Transcribe the lines below verbatim, skipping the images.

# [Supplied information]
*-*-*

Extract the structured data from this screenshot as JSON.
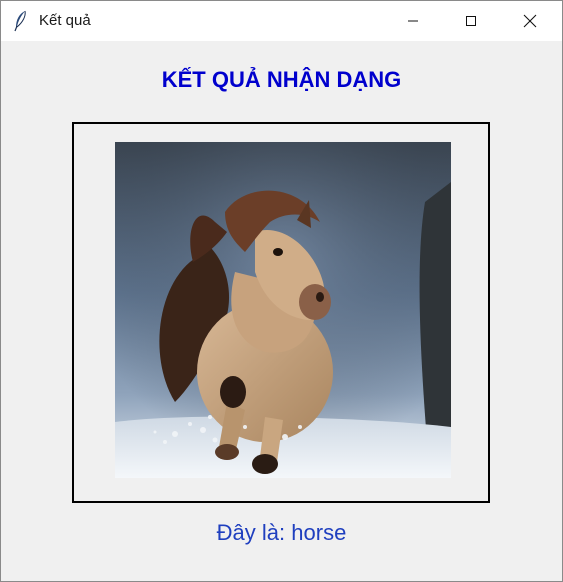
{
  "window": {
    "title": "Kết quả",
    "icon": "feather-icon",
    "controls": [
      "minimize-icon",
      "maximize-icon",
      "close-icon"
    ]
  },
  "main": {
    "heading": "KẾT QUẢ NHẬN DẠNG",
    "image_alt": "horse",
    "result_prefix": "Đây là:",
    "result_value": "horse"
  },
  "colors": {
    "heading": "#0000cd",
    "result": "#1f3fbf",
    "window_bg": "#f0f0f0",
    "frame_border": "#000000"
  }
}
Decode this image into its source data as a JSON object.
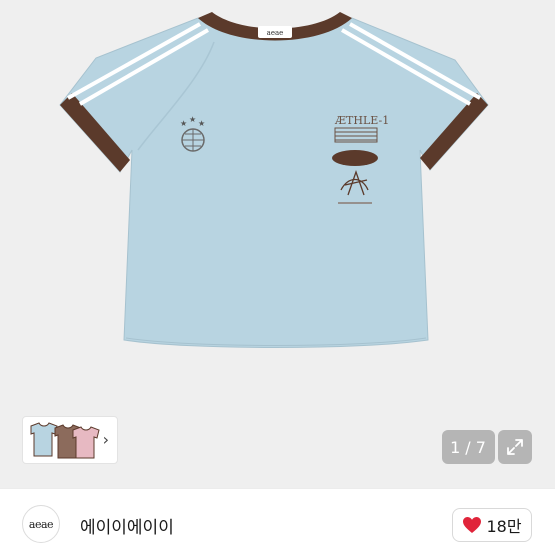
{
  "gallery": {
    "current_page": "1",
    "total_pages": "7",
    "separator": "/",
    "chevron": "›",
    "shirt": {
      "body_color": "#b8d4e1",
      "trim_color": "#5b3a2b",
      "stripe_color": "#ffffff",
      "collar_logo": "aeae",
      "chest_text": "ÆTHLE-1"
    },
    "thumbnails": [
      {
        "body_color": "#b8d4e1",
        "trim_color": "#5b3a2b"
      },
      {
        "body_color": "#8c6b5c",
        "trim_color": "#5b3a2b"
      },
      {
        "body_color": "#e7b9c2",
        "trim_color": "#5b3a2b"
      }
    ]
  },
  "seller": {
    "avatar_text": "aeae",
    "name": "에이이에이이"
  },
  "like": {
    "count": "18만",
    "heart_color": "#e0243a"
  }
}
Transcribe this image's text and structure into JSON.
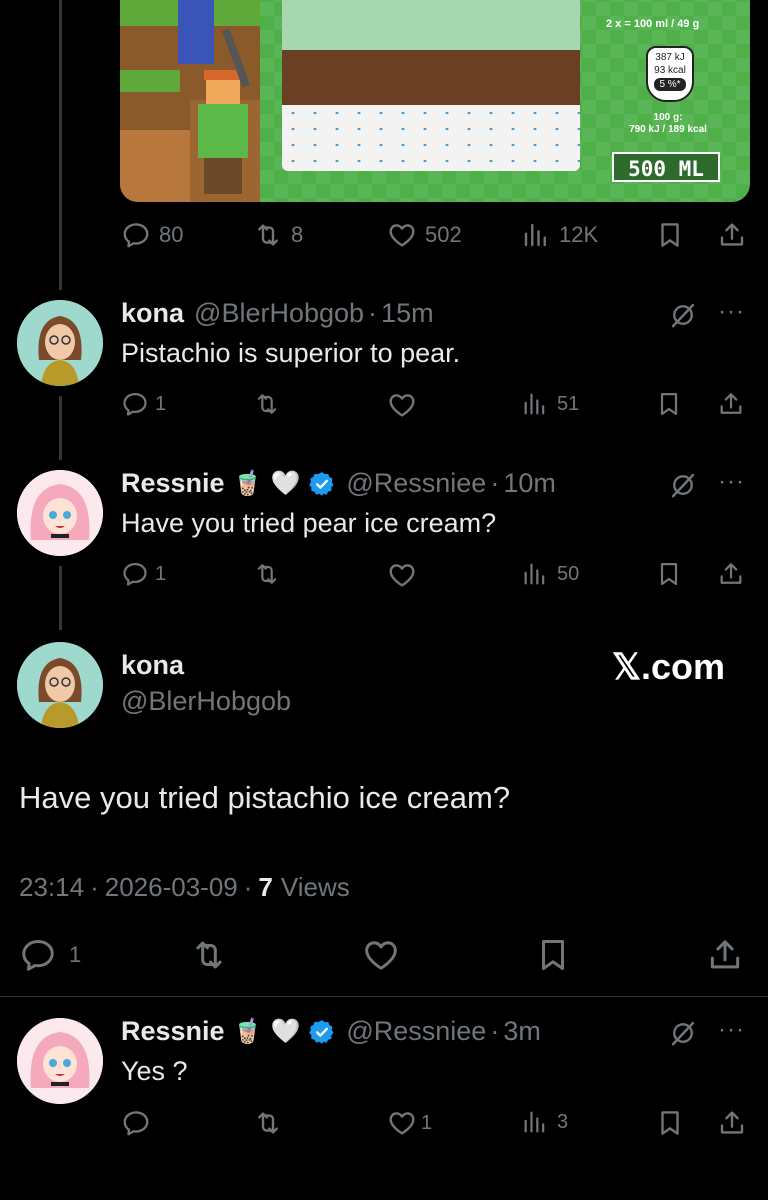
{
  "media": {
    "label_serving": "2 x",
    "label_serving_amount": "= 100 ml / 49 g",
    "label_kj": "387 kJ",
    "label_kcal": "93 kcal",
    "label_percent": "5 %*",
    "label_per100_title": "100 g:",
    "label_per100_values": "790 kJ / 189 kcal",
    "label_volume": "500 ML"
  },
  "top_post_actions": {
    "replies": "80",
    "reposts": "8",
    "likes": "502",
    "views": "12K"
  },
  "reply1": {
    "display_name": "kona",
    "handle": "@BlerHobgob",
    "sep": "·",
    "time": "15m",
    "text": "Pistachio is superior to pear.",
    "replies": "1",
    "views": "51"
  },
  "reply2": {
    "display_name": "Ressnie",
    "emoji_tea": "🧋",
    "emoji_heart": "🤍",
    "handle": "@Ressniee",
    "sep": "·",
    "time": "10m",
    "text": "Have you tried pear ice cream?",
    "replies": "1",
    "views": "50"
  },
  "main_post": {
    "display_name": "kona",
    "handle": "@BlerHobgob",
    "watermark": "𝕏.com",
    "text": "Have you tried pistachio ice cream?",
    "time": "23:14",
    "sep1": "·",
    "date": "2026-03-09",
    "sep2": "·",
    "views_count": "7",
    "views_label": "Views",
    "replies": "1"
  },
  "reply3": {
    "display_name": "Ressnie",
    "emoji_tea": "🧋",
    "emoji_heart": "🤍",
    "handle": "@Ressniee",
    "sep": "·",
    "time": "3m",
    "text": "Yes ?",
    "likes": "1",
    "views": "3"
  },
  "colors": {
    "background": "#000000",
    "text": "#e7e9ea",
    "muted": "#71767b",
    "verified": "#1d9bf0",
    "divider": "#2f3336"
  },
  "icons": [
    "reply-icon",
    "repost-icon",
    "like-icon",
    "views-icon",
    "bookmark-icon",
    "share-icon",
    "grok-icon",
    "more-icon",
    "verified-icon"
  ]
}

*-*-*

# [Result of the task]
Extract the structured data from this screenshot as JSON.
{
  "window": {
    "title": "Kết quả",
    "icon": "feather-icon",
    "controls": [
      "minimize-icon",
      "maximize-icon",
      "close-icon"
    ]
  },
  "main": {
    "heading": "KẾT QUẢ NHẬN DẠNG",
    "image_alt": "horse",
    "result_prefix": "Đây là:",
    "result_value": "horse"
  },
  "colors": {
    "heading": "#0000cd",
    "result": "#1f3fbf",
    "window_bg": "#f0f0f0",
    "frame_border": "#000000"
  }
}
Decode this image into its source data as a JSON object.
{
  "gallery": {
    "current_page": "1",
    "total_pages": "7",
    "separator": "/",
    "chevron": "›",
    "shirt": {
      "body_color": "#b8d4e1",
      "trim_color": "#5b3a2b",
      "stripe_color": "#ffffff",
      "collar_logo": "aeae",
      "chest_text": "ÆTHLE-1"
    },
    "thumbnails": [
      {
        "body_color": "#b8d4e1",
        "trim_color": "#5b3a2b"
      },
      {
        "body_color": "#8c6b5c",
        "trim_color": "#5b3a2b"
      },
      {
        "body_color": "#e7b9c2",
        "trim_color": "#5b3a2b"
      }
    ]
  },
  "seller": {
    "avatar_text": "aeae",
    "name": "에이이에이이"
  },
  "like": {
    "count": "18만",
    "heart_color": "#e0243a"
  }
}
Transcribe this image's text and structure into JSON.
{
  "media": {
    "label_serving": "2 x",
    "label_serving_amount": "= 100 ml / 49 g",
    "label_kj": "387 kJ",
    "label_kcal": "93 kcal",
    "label_percent": "5 %*",
    "label_per100_title": "100 g:",
    "label_per100_values": "790 kJ / 189 kcal",
    "label_volume": "500 ML"
  },
  "top_post_actions": {
    "replies": "80",
    "reposts": "8",
    "likes": "502",
    "views": "12K"
  },
  "reply1": {
    "display_name": "kona",
    "handle": "@BlerHobgob",
    "sep": "·",
    "time": "15m",
    "text": "Pistachio is superior to pear.",
    "replies": "1",
    "views": "51"
  },
  "reply2": {
    "display_name": "Ressnie",
    "emoji_tea": "🧋",
    "emoji_heart": "🤍",
    "handle": "@Ressniee",
    "sep": "·",
    "time": "10m",
    "text": "Have you tried pear ice cream?",
    "replies": "1",
    "views": "50"
  },
  "main_post": {
    "display_name": "kona",
    "handle": "@BlerHobgob",
    "watermark": "𝕏.com",
    "text": "Have you tried pistachio ice cream?",
    "time": "23:14",
    "sep1": "·",
    "date": "2026-03-09",
    "sep2": "·",
    "views_count": "7",
    "views_label": "Views",
    "replies": "1"
  },
  "reply3": {
    "display_name": "Ressnie",
    "emoji_tea": "🧋",
    "emoji_heart": "🤍",
    "handle": "@Ressniee",
    "sep": "·",
    "time": "3m",
    "text": "Yes ?",
    "likes": "1",
    "views": "3"
  },
  "colors": {
    "background": "#000000",
    "text": "#e7e9ea",
    "muted": "#71767b",
    "verified": "#1d9bf0",
    "divider": "#2f3336"
  },
  "icons": [
    "reply-icon",
    "repost-icon",
    "like-icon",
    "views-icon",
    "bookmark-icon",
    "share-icon",
    "grok-icon",
    "more-icon",
    "verified-icon"
  ]
}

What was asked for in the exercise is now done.